### Entries
^^^^^^^^

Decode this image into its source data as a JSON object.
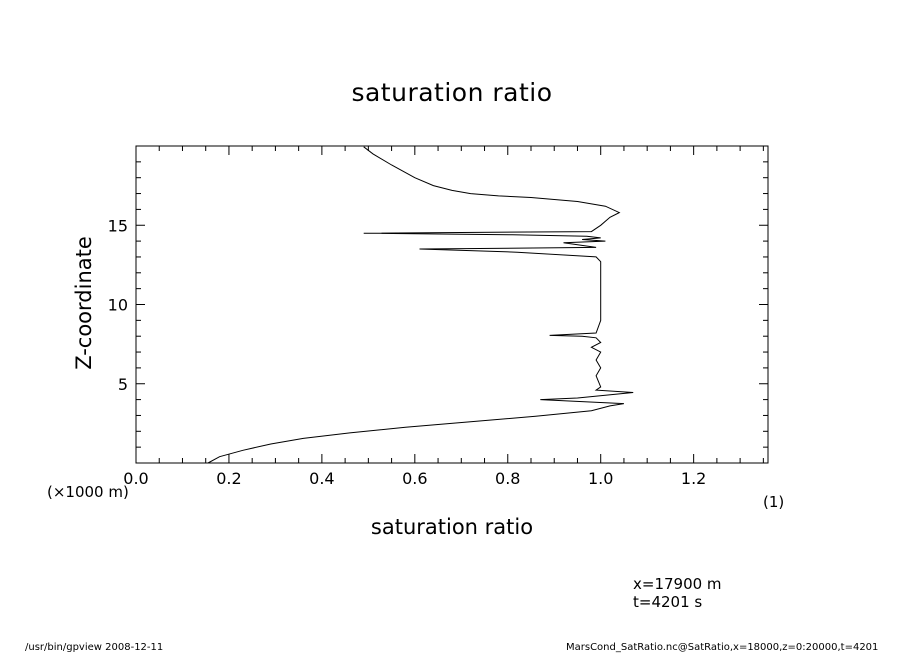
{
  "chart_data": {
    "type": "line",
    "title": "saturation ratio",
    "xlabel": "saturation ratio",
    "ylabel": "Z-coordinate",
    "xlim": [
      0.0,
      1.36
    ],
    "ylim": [
      0,
      20
    ],
    "x_ticks": [
      "0.0",
      "0.2",
      "0.4",
      "0.6",
      "0.8",
      "1.0",
      "1.2"
    ],
    "y_ticks": [
      "5",
      "10",
      "15"
    ],
    "y_scale_note": "(×1000 m)",
    "x_unit_note": "(1)",
    "grid": false,
    "series": [
      {
        "points": [
          [
            0.155,
            0.0
          ],
          [
            0.18,
            0.4
          ],
          [
            0.23,
            0.8
          ],
          [
            0.29,
            1.2
          ],
          [
            0.36,
            1.55
          ],
          [
            0.46,
            1.9
          ],
          [
            0.58,
            2.25
          ],
          [
            0.72,
            2.6
          ],
          [
            0.86,
            2.95
          ],
          [
            0.98,
            3.3
          ],
          [
            1.02,
            3.6
          ],
          [
            1.05,
            3.75
          ],
          [
            0.87,
            4.0
          ],
          [
            0.95,
            4.1
          ],
          [
            1.07,
            4.45
          ],
          [
            0.99,
            4.6
          ],
          [
            1.0,
            4.8
          ],
          [
            0.99,
            5.5
          ],
          [
            1.0,
            6.0
          ],
          [
            0.99,
            6.5
          ],
          [
            1.0,
            7.0
          ],
          [
            0.98,
            7.3
          ],
          [
            1.0,
            7.6
          ],
          [
            0.99,
            7.9
          ],
          [
            0.96,
            8.0
          ],
          [
            0.89,
            8.05
          ],
          [
            0.99,
            8.2
          ],
          [
            1.0,
            9.0
          ],
          [
            1.0,
            10.0
          ],
          [
            1.0,
            11.0
          ],
          [
            1.0,
            12.0
          ],
          [
            1.0,
            12.7
          ],
          [
            0.99,
            13.0
          ],
          [
            0.82,
            13.3
          ],
          [
            0.61,
            13.5
          ],
          [
            0.99,
            13.6
          ],
          [
            0.92,
            13.9
          ],
          [
            1.01,
            14.0
          ],
          [
            0.96,
            14.1
          ],
          [
            1.0,
            14.2
          ],
          [
            0.97,
            14.3
          ],
          [
            0.81,
            14.4
          ],
          [
            0.49,
            14.5
          ],
          [
            0.98,
            14.6
          ],
          [
            1.0,
            15.0
          ],
          [
            1.02,
            15.5
          ],
          [
            1.04,
            15.8
          ],
          [
            1.01,
            16.2
          ],
          [
            0.95,
            16.5
          ],
          [
            0.85,
            16.75
          ],
          [
            0.78,
            16.85
          ],
          [
            0.72,
            17.0
          ],
          [
            0.68,
            17.2
          ],
          [
            0.64,
            17.5
          ],
          [
            0.6,
            18.0
          ],
          [
            0.55,
            18.8
          ],
          [
            0.51,
            19.5
          ],
          [
            0.49,
            19.95
          ]
        ]
      }
    ]
  },
  "annotations": {
    "location_line1": "x=17900  m",
    "location_line2": "t=4201  s"
  },
  "footer": {
    "left": "/usr/bin/gpview   2008-12-11",
    "right": "MarsCond_SatRatio.nc@SatRatio,x=18000,z=0:20000,t=4201"
  },
  "colors": {
    "line": "#000000",
    "background": "#ffffff"
  }
}
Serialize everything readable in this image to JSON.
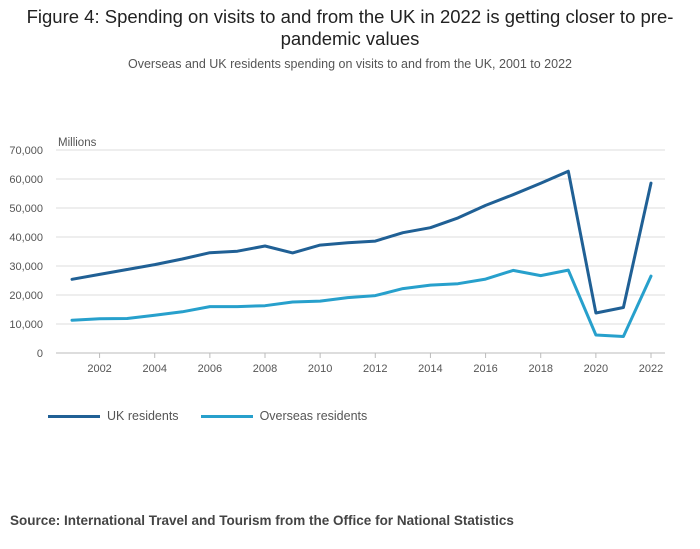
{
  "header": {
    "title": "Figure 4: Spending on visits to and from the UK in 2022 is getting closer to pre-pandemic values",
    "subtitle": "Overseas and UK residents spending on visits to and from the UK, 2001 to 2022"
  },
  "footer": {
    "source": "Source: International Travel and Tourism from the Office for National Statistics"
  },
  "colors": {
    "uk": "#206095",
    "overseas": "#27a0cc",
    "grid": "#dddddd",
    "axis": "#bbbbbb"
  },
  "chart_data": {
    "type": "line",
    "ylabel": "Millions",
    "ylim": [
      0,
      70000
    ],
    "yticks": [
      0,
      10000,
      20000,
      30000,
      40000,
      50000,
      60000,
      70000
    ],
    "ytick_labels": [
      "0",
      "10,000",
      "20,000",
      "30,000",
      "40,000",
      "50,000",
      "60,000",
      "70,000"
    ],
    "xlim": [
      2001,
      2022
    ],
    "xticks": [
      2002,
      2004,
      2006,
      2008,
      2010,
      2012,
      2014,
      2016,
      2018,
      2020,
      2022
    ],
    "x": [
      2001,
      2002,
      2003,
      2004,
      2005,
      2006,
      2007,
      2008,
      2009,
      2010,
      2011,
      2012,
      2013,
      2014,
      2015,
      2016,
      2017,
      2018,
      2019,
      2020,
      2021,
      2022
    ],
    "grid": true,
    "legend_position": "bottom-left",
    "series": [
      {
        "name": "UK residents",
        "color_key": "uk",
        "values": [
          25400,
          27100,
          28800,
          30500,
          32400,
          34600,
          35100,
          36900,
          34500,
          37200,
          38000,
          38600,
          41500,
          43200,
          46600,
          50900,
          54600,
          58500,
          62700,
          13800,
          15700,
          58600
        ]
      },
      {
        "name": "Overseas residents",
        "color_key": "overseas",
        "values": [
          11300,
          11800,
          11900,
          13000,
          14200,
          16000,
          16000,
          16300,
          17600,
          17900,
          19100,
          19800,
          22200,
          23400,
          23900,
          25500,
          28500,
          26700,
          28600,
          6200,
          5700,
          26500
        ]
      }
    ]
  }
}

^^^^^^^^

### Challenge
Every record must be copied exactly, with the pictures left out.

### Task response
Decode this image into its source data as a JSON object.
{
  "chart_data": {
    "type": "line",
    "title": "saturation ratio",
    "xlabel": "saturation ratio",
    "ylabel": "Z-coordinate",
    "xlim": [
      0.0,
      1.36
    ],
    "ylim": [
      0,
      20
    ],
    "x_ticks": [
      "0.0",
      "0.2",
      "0.4",
      "0.6",
      "0.8",
      "1.0",
      "1.2"
    ],
    "y_ticks": [
      "5",
      "10",
      "15"
    ],
    "y_scale_note": "(×1000 m)",
    "x_unit_note": "(1)",
    "grid": false,
    "series": [
      {
        "points": [
          [
            0.155,
            0.0
          ],
          [
            0.18,
            0.4
          ],
          [
            0.23,
            0.8
          ],
          [
            0.29,
            1.2
          ],
          [
            0.36,
            1.55
          ],
          [
            0.46,
            1.9
          ],
          [
            0.58,
            2.25
          ],
          [
            0.72,
            2.6
          ],
          [
            0.86,
            2.95
          ],
          [
            0.98,
            3.3
          ],
          [
            1.02,
            3.6
          ],
          [
            1.05,
            3.75
          ],
          [
            0.87,
            4.0
          ],
          [
            0.95,
            4.1
          ],
          [
            1.07,
            4.45
          ],
          [
            0.99,
            4.6
          ],
          [
            1.0,
            4.8
          ],
          [
            0.99,
            5.5
          ],
          [
            1.0,
            6.0
          ],
          [
            0.99,
            6.5
          ],
          [
            1.0,
            7.0
          ],
          [
            0.98,
            7.3
          ],
          [
            1.0,
            7.6
          ],
          [
            0.99,
            7.9
          ],
          [
            0.96,
            8.0
          ],
          [
            0.89,
            8.05
          ],
          [
            0.99,
            8.2
          ],
          [
            1.0,
            9.0
          ],
          [
            1.0,
            10.0
          ],
          [
            1.0,
            11.0
          ],
          [
            1.0,
            12.0
          ],
          [
            1.0,
            12.7
          ],
          [
            0.99,
            13.0
          ],
          [
            0.82,
            13.3
          ],
          [
            0.61,
            13.5
          ],
          [
            0.99,
            13.6
          ],
          [
            0.92,
            13.9
          ],
          [
            1.01,
            14.0
          ],
          [
            0.96,
            14.1
          ],
          [
            1.0,
            14.2
          ],
          [
            0.97,
            14.3
          ],
          [
            0.81,
            14.4
          ],
          [
            0.49,
            14.5
          ],
          [
            0.98,
            14.6
          ],
          [
            1.0,
            15.0
          ],
          [
            1.02,
            15.5
          ],
          [
            1.04,
            15.8
          ],
          [
            1.01,
            16.2
          ],
          [
            0.95,
            16.5
          ],
          [
            0.85,
            16.75
          ],
          [
            0.78,
            16.85
          ],
          [
            0.72,
            17.0
          ],
          [
            0.68,
            17.2
          ],
          [
            0.64,
            17.5
          ],
          [
            0.6,
            18.0
          ],
          [
            0.55,
            18.8
          ],
          [
            0.51,
            19.5
          ],
          [
            0.49,
            19.95
          ]
        ]
      }
    ]
  },
  "annotations": {
    "location_line1": "x=17900  m",
    "location_line2": "t=4201  s"
  },
  "footer": {
    "left": "/usr/bin/gpview   2008-12-11",
    "right": "MarsCond_SatRatio.nc@SatRatio,x=18000,z=0:20000,t=4201"
  },
  "colors": {
    "line": "#000000",
    "background": "#ffffff"
  }
}
Serialize everything readable in this image to JSON.
{
  "header": {
    "title": "Figure 4: Spending on visits to and from the UK in 2022 is getting closer to pre-pandemic values",
    "subtitle": "Overseas and UK residents spending on visits to and from the UK, 2001 to 2022"
  },
  "footer": {
    "source": "Source: International Travel and Tourism from the Office for National Statistics"
  },
  "colors": {
    "uk": "#206095",
    "overseas": "#27a0cc",
    "grid": "#dddddd",
    "axis": "#bbbbbb"
  },
  "chart_data": {
    "type": "line",
    "ylabel": "Millions",
    "ylim": [
      0,
      70000
    ],
    "yticks": [
      0,
      10000,
      20000,
      30000,
      40000,
      50000,
      60000,
      70000
    ],
    "ytick_labels": [
      "0",
      "10,000",
      "20,000",
      "30,000",
      "40,000",
      "50,000",
      "60,000",
      "70,000"
    ],
    "xlim": [
      2001,
      2022
    ],
    "xticks": [
      2002,
      2004,
      2006,
      2008,
      2010,
      2012,
      2014,
      2016,
      2018,
      2020,
      2022
    ],
    "x": [
      2001,
      2002,
      2003,
      2004,
      2005,
      2006,
      2007,
      2008,
      2009,
      2010,
      2011,
      2012,
      2013,
      2014,
      2015,
      2016,
      2017,
      2018,
      2019,
      2020,
      2021,
      2022
    ],
    "grid": true,
    "legend_position": "bottom-left",
    "series": [
      {
        "name": "UK residents",
        "color_key": "uk",
        "values": [
          25400,
          27100,
          28800,
          30500,
          32400,
          34600,
          35100,
          36900,
          34500,
          37200,
          38000,
          38600,
          41500,
          43200,
          46600,
          50900,
          54600,
          58500,
          62700,
          13800,
          15700,
          58600
        ]
      },
      {
        "name": "Overseas residents",
        "color_key": "overseas",
        "values": [
          11300,
          11800,
          11900,
          13000,
          14200,
          16000,
          16000,
          16300,
          17600,
          17900,
          19100,
          19800,
          22200,
          23400,
          23900,
          25500,
          28500,
          26700,
          28600,
          6200,
          5700,
          26500
        ]
      }
    ]
  }
}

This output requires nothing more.